[TO DO] Report how many lines below contain the word "text". Give only the number.

(Extracts from a graphics dataset)
.....

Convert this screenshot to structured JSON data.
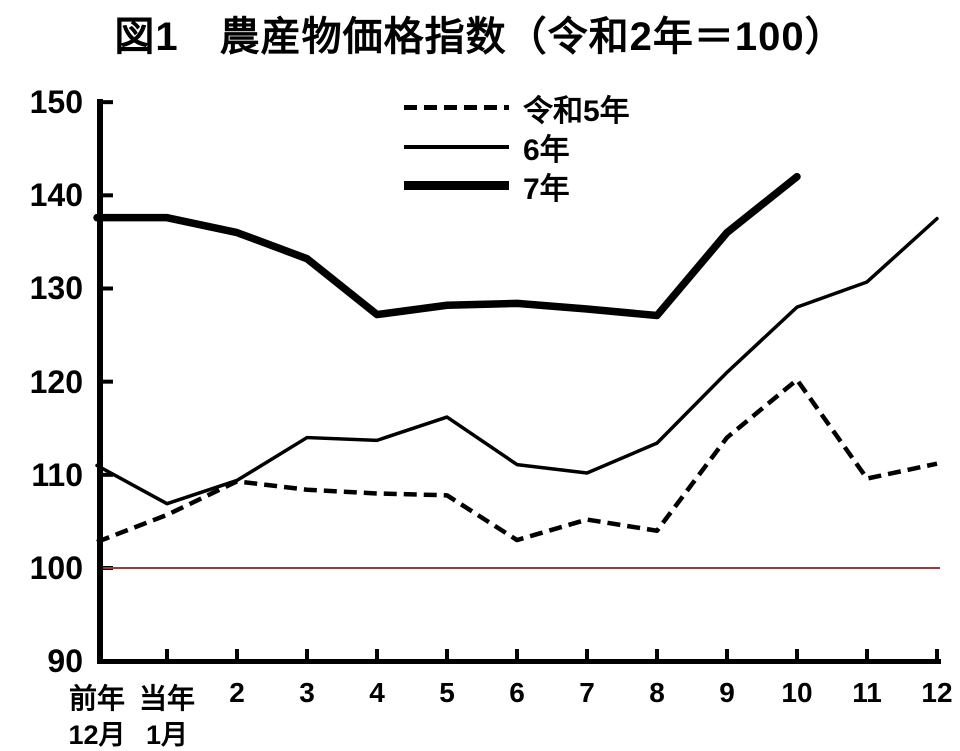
{
  "title": "図1　農産物価格指数（令和2年＝100）",
  "colors": {
    "line": "#000000",
    "baseline": "#9a3a3a",
    "background": "#ffffff",
    "text": "#000000"
  },
  "chart_data": {
    "type": "line",
    "title": "図1　農産物価格指数（令和2年＝100）",
    "index_base_note": "令和2年＝100",
    "categories": [
      "前年12月",
      "当年1月",
      "2",
      "3",
      "4",
      "5",
      "6",
      "7",
      "8",
      "9",
      "10",
      "11",
      "12"
    ],
    "x_labels_line1": [
      "前年",
      "当年",
      "2",
      "3",
      "4",
      "5",
      "6",
      "7",
      "8",
      "9",
      "10",
      "11",
      "12"
    ],
    "x_labels_line2": [
      "12月",
      "1月"
    ],
    "y_ticks": [
      150,
      140,
      130,
      120,
      110,
      100,
      90
    ],
    "ylim": [
      90,
      150
    ],
    "grid": false,
    "legend_position": "top-center",
    "baseline": {
      "value": 100,
      "color": "#9a3a3a"
    },
    "series": [
      {
        "name": "令和5年",
        "line_style": "dashed",
        "values": [
          102.8,
          105.7,
          109.3,
          108.4,
          108,
          107.8,
          103,
          105.2,
          104,
          114,
          120.2,
          109.6,
          111.2
        ]
      },
      {
        "name": "6年",
        "line_style": "thin-solid",
        "values": [
          111,
          106.9,
          109.4,
          114,
          113.7,
          116.2,
          111.1,
          110.2,
          113.4,
          121,
          128,
          130.7,
          137.5
        ]
      },
      {
        "name": "7年",
        "line_style": "thick-solid",
        "values": [
          137.6,
          137.6,
          136,
          133.2,
          127.2,
          128.2,
          128.4,
          127.8,
          127.1,
          136,
          142
        ]
      }
    ]
  }
}
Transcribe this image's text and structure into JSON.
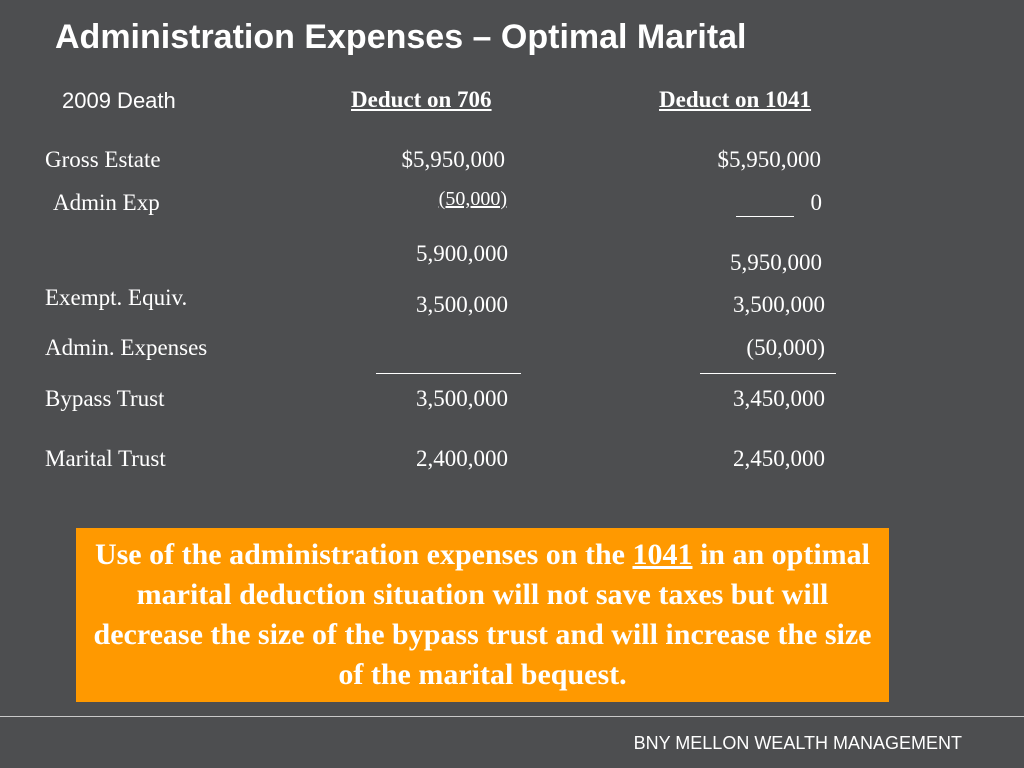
{
  "slide": {
    "title": "Administration Expenses – Optimal Marital",
    "subtitle": "2009 Death",
    "columns": {
      "col1": "Deduct on 706",
      "col2": "Deduct on 1041"
    },
    "rows": {
      "gross_estate": {
        "label": "Gross Estate",
        "col1": "$5,950,000",
        "col2": "$5,950,000"
      },
      "admin_exp": {
        "label": "Admin Exp",
        "col1": "(50,000)",
        "col2": "0"
      },
      "subtotal": {
        "col1": "5,900,000",
        "col2": "5,950,000"
      },
      "exempt_equiv": {
        "label": "Exempt. Equiv.",
        "col1": "3,500,000",
        "col2": "3,500,000"
      },
      "admin_expenses": {
        "label": "Admin. Expenses",
        "col2": "(50,000)"
      },
      "bypass_trust": {
        "label": "Bypass Trust",
        "col1": "3,500,000",
        "col2": "3,450,000"
      },
      "marital_trust": {
        "label": "Marital Trust",
        "col1": "2,400,000",
        "col2": "2,450,000"
      }
    },
    "callout": {
      "before": "Use of the administration expenses on the ",
      "emphasis": "1041",
      "after": " in an optimal marital deduction situation will not save taxes but will decrease the size of the bypass trust and will increase the size of the marital bequest."
    },
    "footer": "BNY MELLON WEALTH MANAGEMENT"
  },
  "colors": {
    "background": "#4d4e50",
    "callout": "#ff9900",
    "text": "#ffffff"
  }
}
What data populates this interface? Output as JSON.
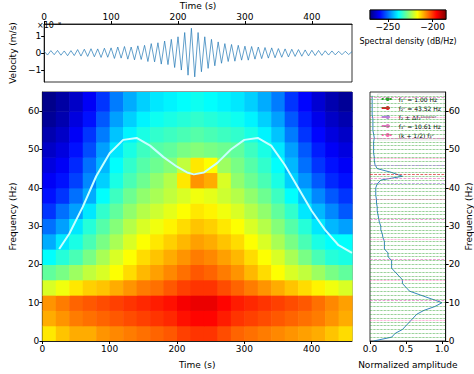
{
  "chart_data": [
    {
      "type": "line",
      "x_label": "Time (s)",
      "y_label": "Velocity (m/s)",
      "y_offset_label": "×10⁻⁸",
      "xlim": [
        0,
        460
      ],
      "xticks": [
        0,
        100,
        200,
        300,
        400
      ],
      "ylim": [
        -1.7,
        1.7
      ],
      "yticks": [
        {
          "value": -1,
          "label": "−1"
        },
        0,
        1
      ],
      "grid": false,
      "color": "#1f77b4",
      "x": [
        0,
        5,
        10,
        15,
        20,
        25,
        30,
        35,
        40,
        45,
        50,
        55,
        60,
        65,
        70,
        75,
        80,
        85,
        90,
        95,
        100,
        105,
        110,
        115,
        120,
        125,
        130,
        135,
        140,
        145,
        150,
        155,
        160,
        165,
        170,
        175,
        180,
        185,
        190,
        195,
        200,
        205,
        210,
        215,
        220,
        225,
        230,
        235,
        240,
        245,
        250,
        255,
        260,
        265,
        270,
        275,
        280,
        285,
        290,
        295,
        300,
        305,
        310,
        315,
        320,
        325,
        330,
        335,
        340,
        345,
        350,
        355,
        360,
        365,
        370,
        375,
        380,
        385,
        390,
        395,
        400,
        405,
        410,
        415,
        420,
        425,
        430,
        435,
        440,
        445,
        450,
        455,
        460
      ],
      "values": [
        0.1,
        -0.12,
        0.14,
        -0.1,
        0.15,
        -0.13,
        0.12,
        -0.16,
        0.14,
        -0.15,
        0.2,
        -0.18,
        0.22,
        -0.2,
        0.25,
        -0.22,
        0.24,
        -0.26,
        0.28,
        -0.25,
        0.3,
        -0.32,
        0.35,
        -0.3,
        0.38,
        -0.36,
        0.35,
        -0.4,
        0.42,
        -0.38,
        0.45,
        -0.5,
        0.55,
        -0.52,
        0.6,
        -0.65,
        0.7,
        -0.68,
        0.8,
        -0.85,
        0.95,
        -1.0,
        1.2,
        -1.3,
        1.45,
        -1.4,
        1.2,
        -1.1,
        0.95,
        -0.9,
        0.8,
        -0.75,
        0.65,
        -0.6,
        0.55,
        -0.5,
        0.5,
        -0.48,
        0.45,
        -0.42,
        0.4,
        -0.42,
        0.38,
        -0.36,
        0.35,
        -0.33,
        0.32,
        -0.3,
        0.3,
        -0.28,
        0.26,
        -0.25,
        0.24,
        -0.23,
        0.22,
        -0.2,
        0.2,
        -0.19,
        0.18,
        -0.17,
        0.16,
        -0.15,
        0.15,
        -0.14,
        0.13,
        -0.12,
        0.12,
        -0.11,
        0.1,
        -0.1,
        0.1,
        -0.09,
        0.08
      ]
    },
    {
      "type": "heatmap",
      "x_label": "Time (s)",
      "y_label": "Frequency (Hz)",
      "xlim": [
        0,
        460
      ],
      "xticks": [
        0,
        100,
        200,
        300,
        400
      ],
      "ylim": [
        0,
        65
      ],
      "yticks": [
        0,
        10,
        20,
        30,
        40,
        50,
        60
      ],
      "grid": false,
      "time_edges": [
        0,
        20,
        40,
        60,
        80,
        100,
        120,
        140,
        160,
        180,
        200,
        220,
        240,
        260,
        280,
        300,
        320,
        340,
        360,
        380,
        400,
        420,
        440,
        460
      ],
      "frequency_edges": [
        0,
        4,
        8,
        12,
        16,
        20,
        24,
        28,
        32,
        36,
        40,
        44,
        48,
        52,
        56,
        60,
        65
      ],
      "spectral_density": [
        [
          -215,
          -212,
          -210,
          -210,
          -208,
          -207,
          -206,
          -205,
          -204,
          -203,
          -201,
          -200,
          -200,
          -202,
          -204,
          -205,
          -206,
          -207,
          -208,
          -209,
          -210,
          -212,
          -214
        ],
        [
          -210,
          -208,
          -206,
          -205,
          -204,
          -203,
          -202,
          -201,
          -200,
          -199,
          -197,
          -196,
          -196,
          -198,
          -200,
          -201,
          -202,
          -203,
          -204,
          -205,
          -206,
          -208,
          -210
        ],
        [
          -208,
          -206,
          -204,
          -203,
          -202,
          -201,
          -200,
          -199,
          -198,
          -197,
          -195,
          -194,
          -194,
          -196,
          -198,
          -199,
          -200,
          -201,
          -202,
          -203,
          -205,
          -207,
          -209
        ],
        [
          -220,
          -218,
          -215,
          -213,
          -212,
          -210,
          -208,
          -206,
          -205,
          -203,
          -201,
          -200,
          -200,
          -202,
          -204,
          -206,
          -208,
          -210,
          -212,
          -214,
          -216,
          -218,
          -220
        ],
        [
          -230,
          -228,
          -225,
          -222,
          -220,
          -217,
          -214,
          -211,
          -209,
          -207,
          -205,
          -203,
          -204,
          -206,
          -208,
          -211,
          -214,
          -217,
          -220,
          -222,
          -225,
          -228,
          -230
        ],
        [
          -238,
          -235,
          -232,
          -228,
          -224,
          -220,
          -217,
          -214,
          -212,
          -210,
          -208,
          -206,
          -207,
          -209,
          -211,
          -214,
          -217,
          -220,
          -224,
          -228,
          -232,
          -235,
          -236
        ],
        [
          -245,
          -240,
          -236,
          -232,
          -228,
          -224,
          -220,
          -217,
          -215,
          -213,
          -211,
          -209,
          -210,
          -212,
          -214,
          -217,
          -220,
          -224,
          -228,
          -232,
          -236,
          -238,
          -238
        ],
        [
          -250,
          -246,
          -240,
          -235,
          -231,
          -227,
          -223,
          -220,
          -218,
          -216,
          -214,
          -212,
          -213,
          -215,
          -217,
          -220,
          -223,
          -227,
          -231,
          -235,
          -240,
          -244,
          -246
        ],
        [
          -255,
          -250,
          -246,
          -240,
          -234,
          -230,
          -226,
          -223,
          -221,
          -219,
          -217,
          -215,
          -216,
          -218,
          -220,
          -223,
          -226,
          -230,
          -234,
          -240,
          -244,
          -248,
          -252
        ],
        [
          -258,
          -255,
          -250,
          -245,
          -238,
          -233,
          -229,
          -226,
          -224,
          -222,
          -220,
          -218,
          -219,
          -221,
          -223,
          -226,
          -229,
          -233,
          -238,
          -243,
          -248,
          -252,
          -255
        ],
        [
          -260,
          -258,
          -254,
          -248,
          -242,
          -236,
          -232,
          -229,
          -226,
          -223,
          -215,
          -208,
          -210,
          -220,
          -226,
          -229,
          -232,
          -236,
          -242,
          -247,
          -252,
          -256,
          -258
        ],
        [
          -262,
          -260,
          -256,
          -250,
          -244,
          -238,
          -234,
          -231,
          -229,
          -227,
          -222,
          -215,
          -217,
          -225,
          -228,
          -231,
          -234,
          -238,
          -244,
          -250,
          -255,
          -258,
          -260
        ],
        [
          -264,
          -262,
          -258,
          -253,
          -246,
          -240,
          -236,
          -233,
          -231,
          -230,
          -228,
          -227,
          -228,
          -229,
          -230,
          -233,
          -236,
          -240,
          -246,
          -252,
          -257,
          -260,
          -262
        ],
        [
          -266,
          -264,
          -260,
          -255,
          -249,
          -243,
          -239,
          -236,
          -234,
          -233,
          -232,
          -231,
          -232,
          -233,
          -234,
          -236,
          -239,
          -243,
          -249,
          -255,
          -259,
          -262,
          -264
        ],
        [
          -268,
          -266,
          -262,
          -258,
          -252,
          -246,
          -242,
          -239,
          -237,
          -236,
          -235,
          -234,
          -235,
          -236,
          -237,
          -239,
          -242,
          -246,
          -252,
          -257,
          -261,
          -264,
          -266
        ],
        [
          -269,
          -267,
          -264,
          -260,
          -255,
          -249,
          -245,
          -242,
          -240,
          -239,
          -238,
          -237,
          -238,
          -239,
          -240,
          -242,
          -245,
          -249,
          -255,
          -259,
          -263,
          -266,
          -268
        ]
      ],
      "colorbar": {
        "label": "Spectral density (dB/Hz)",
        "range": [
          -270,
          -185
        ],
        "ticks": [
          {
            "value": -250,
            "label": "−250"
          },
          {
            "value": -200,
            "label": "−200"
          }
        ]
      },
      "series": [
        {
          "type": "line",
          "color": "#c8ffff",
          "x": [
            25,
            40,
            60,
            80,
            100,
            120,
            140,
            160,
            180,
            200,
            215,
            225,
            240,
            260,
            280,
            300,
            320,
            340,
            360,
            380,
            400,
            420,
            440,
            460
          ],
          "values": [
            24,
            28,
            35,
            43,
            49,
            52.5,
            53,
            51,
            48,
            45.5,
            44,
            43.5,
            44,
            46.5,
            50,
            52.5,
            53,
            51,
            46,
            40,
            34,
            29,
            25,
            23
          ]
        }
      ]
    },
    {
      "type": "line",
      "x_label": "Normalized amplitude",
      "y_label": "Frequency (Hz)",
      "xlim": [
        0,
        1.05
      ],
      "xticks": [
        {
          "value": 0,
          "label": "0.0"
        },
        {
          "value": 0.5,
          "label": "0.5"
        },
        {
          "value": 1,
          "label": "1.0"
        }
      ],
      "ylim": [
        0,
        65
      ],
      "yticks": [
        0,
        10,
        20,
        30,
        40,
        50,
        60
      ],
      "grid": false,
      "legend": "upper right",
      "series": [
        {
          "type": "line",
          "color": "#1f77b4",
          "line_style": "solid",
          "x": [
            0.05,
            0.3,
            0.35,
            0.45,
            0.5,
            0.55,
            0.6,
            0.65,
            0.75,
            0.9,
            1.0,
            0.85,
            0.7,
            0.55,
            0.5,
            0.45,
            0.45,
            0.4,
            0.35,
            0.3,
            0.3,
            0.3,
            0.25,
            0.25,
            0.2,
            0.2,
            0.2,
            0.18,
            0.17,
            0.15,
            0.15,
            0.13,
            0.12,
            0.11,
            0.1,
            0.1,
            0.09,
            0.09,
            0.08,
            0.08,
            0.08,
            0.1,
            0.15,
            0.45,
            0.3,
            0.1,
            0.07,
            0.06,
            0.06,
            0.05,
            0.05,
            0.05,
            0.05,
            0.06,
            0.05,
            0.04,
            0.04,
            0.04,
            0.04,
            0.03,
            0.03,
            0.03,
            0.03,
            0.03,
            0.03
          ],
          "values": [
            0,
            1,
            2,
            3,
            4,
            5,
            6,
            7,
            8,
            9,
            10,
            11,
            12,
            13,
            14,
            15,
            16,
            17,
            18,
            19,
            20,
            21,
            22,
            23,
            24,
            25,
            26,
            27,
            28,
            29,
            30,
            31,
            32,
            33,
            34,
            35,
            36,
            37,
            38,
            39,
            40,
            41,
            42,
            43,
            44,
            45,
            46,
            47,
            48,
            49,
            50,
            51,
            52,
            53,
            54,
            55,
            56,
            57,
            58,
            59,
            60,
            61,
            62,
            63,
            64
          ]
        },
        {
          "type": "hline",
          "name": "f₁ᶜ = 1.00 Hz",
          "color": "#2ca02c",
          "line_style": "dotted",
          "values": [
            1,
            2,
            3,
            4,
            5,
            6,
            7,
            8,
            9,
            10,
            11,
            12,
            13,
            14,
            15,
            16,
            17,
            18,
            19,
            20,
            21,
            22,
            23,
            24,
            25,
            26,
            27,
            28,
            29,
            30,
            31,
            32,
            33,
            34,
            35,
            36,
            37,
            38,
            39,
            40,
            41,
            42,
            43,
            44,
            45,
            46,
            47,
            48,
            49,
            50,
            51,
            52,
            53,
            54,
            55,
            56,
            57,
            58,
            59,
            60,
            61,
            62,
            63,
            64
          ]
        },
        {
          "type": "hline",
          "name": "f₂ᶜ = 43.52 Hz",
          "color": "#d62728",
          "line_style": "dashed",
          "values": [
            43.52
          ]
        },
        {
          "type": "hline",
          "name": "f₂ ± Δf₂ᴰᵒᵖᵖˡᵉʳ",
          "color": "#aa88dd",
          "line_style": "dashed",
          "values": [
            41.2,
            45.8
          ]
        },
        {
          "type": "hline",
          "name": "f₃ᶜ = 10.61 Hz",
          "color": "#e377c2",
          "line_style": "dashed",
          "values": [
            10.61,
            21.22,
            31.83,
            42.44,
            53.05,
            63.66
          ]
        },
        {
          "type": "hline",
          "name": "(k + 1/2) f₃ᶜ",
          "color": "#ff69b4",
          "line_style": "dotted",
          "values": [
            5.305,
            15.915,
            26.525,
            37.135,
            47.745,
            58.355
          ]
        }
      ]
    }
  ]
}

.....

[TASK RESPONSE] 3